Please reproduce every record, keeping each one exactly as written.

= = = = = = =

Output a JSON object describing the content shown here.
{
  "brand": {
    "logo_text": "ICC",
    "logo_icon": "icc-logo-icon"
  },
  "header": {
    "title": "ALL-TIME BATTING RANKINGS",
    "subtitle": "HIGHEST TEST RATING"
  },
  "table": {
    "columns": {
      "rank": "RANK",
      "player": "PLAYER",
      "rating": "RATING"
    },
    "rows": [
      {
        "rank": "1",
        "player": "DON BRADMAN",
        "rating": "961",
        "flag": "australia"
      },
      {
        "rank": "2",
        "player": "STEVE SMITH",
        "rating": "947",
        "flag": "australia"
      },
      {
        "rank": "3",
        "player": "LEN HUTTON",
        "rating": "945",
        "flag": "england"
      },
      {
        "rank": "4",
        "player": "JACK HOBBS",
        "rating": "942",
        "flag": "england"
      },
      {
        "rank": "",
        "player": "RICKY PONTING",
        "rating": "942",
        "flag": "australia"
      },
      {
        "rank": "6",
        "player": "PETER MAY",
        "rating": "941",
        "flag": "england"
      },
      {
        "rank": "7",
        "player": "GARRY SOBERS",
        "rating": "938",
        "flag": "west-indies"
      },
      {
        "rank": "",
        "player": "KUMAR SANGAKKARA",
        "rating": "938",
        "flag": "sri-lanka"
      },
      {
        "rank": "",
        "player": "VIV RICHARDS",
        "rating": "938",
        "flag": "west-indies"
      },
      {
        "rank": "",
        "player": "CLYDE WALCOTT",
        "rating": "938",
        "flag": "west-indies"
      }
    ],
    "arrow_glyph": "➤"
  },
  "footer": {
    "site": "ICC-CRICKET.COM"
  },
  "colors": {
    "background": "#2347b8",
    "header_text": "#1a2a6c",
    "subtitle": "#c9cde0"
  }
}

= = = = = = =

__Answer to this exercise__
Output a JSON object describing the content shown here.
{
  "brand": {
    "logo_text": "ICC",
    "logo_icon": "icc-logo-icon"
  },
  "header": {
    "title": "ALL-TIME BATTING RANKINGS",
    "subtitle": "HIGHEST TEST RATING"
  },
  "table": {
    "columns": {
      "rank": "RANK",
      "player": "PLAYER",
      "rating": "RATING"
    },
    "rows": [
      {
        "rank": "1",
        "player": "DON BRADMAN",
        "rating": "961",
        "flag": "australia"
      },
      {
        "rank": "2",
        "player": "STEVE SMITH",
        "rating": "947",
        "flag": "australia"
      },
      {
        "rank": "3",
        "player": "LEN HUTTON",
        "rating": "945",
        "flag": "england"
      },
      {
        "rank": "4",
        "player": "JACK HOBBS",
        "rating": "942",
        "flag": "england"
      },
      {
        "rank": "",
        "player": "RICKY PONTING",
        "rating": "942",
        "flag": "australia"
      },
      {
        "rank": "6",
        "player": "PETER MAY",
        "rating": "941",
        "flag": "england"
      },
      {
        "rank": "7",
        "player": "GARRY SOBERS",
        "rating": "938",
        "flag": "west-indies"
      },
      {
        "rank": "",
        "player": "KUMAR SANGAKKARA",
        "rating": "938",
        "flag": "sri-lanka"
      },
      {
        "rank": "",
        "player": "VIV RICHARDS",
        "rating": "938",
        "flag": "west-indies"
      },
      {
        "rank": "",
        "player": "CLYDE WALCOTT",
        "rating": "938",
        "flag": "west-indies"
      }
    ],
    "arrow_glyph": "➤"
  },
  "footer": {
    "site": "ICC-CRICKET.COM"
  },
  "colors": {
    "background": "#2347b8",
    "header_text": "#1a2a6c",
    "subtitle": "#c9cde0"
  }
}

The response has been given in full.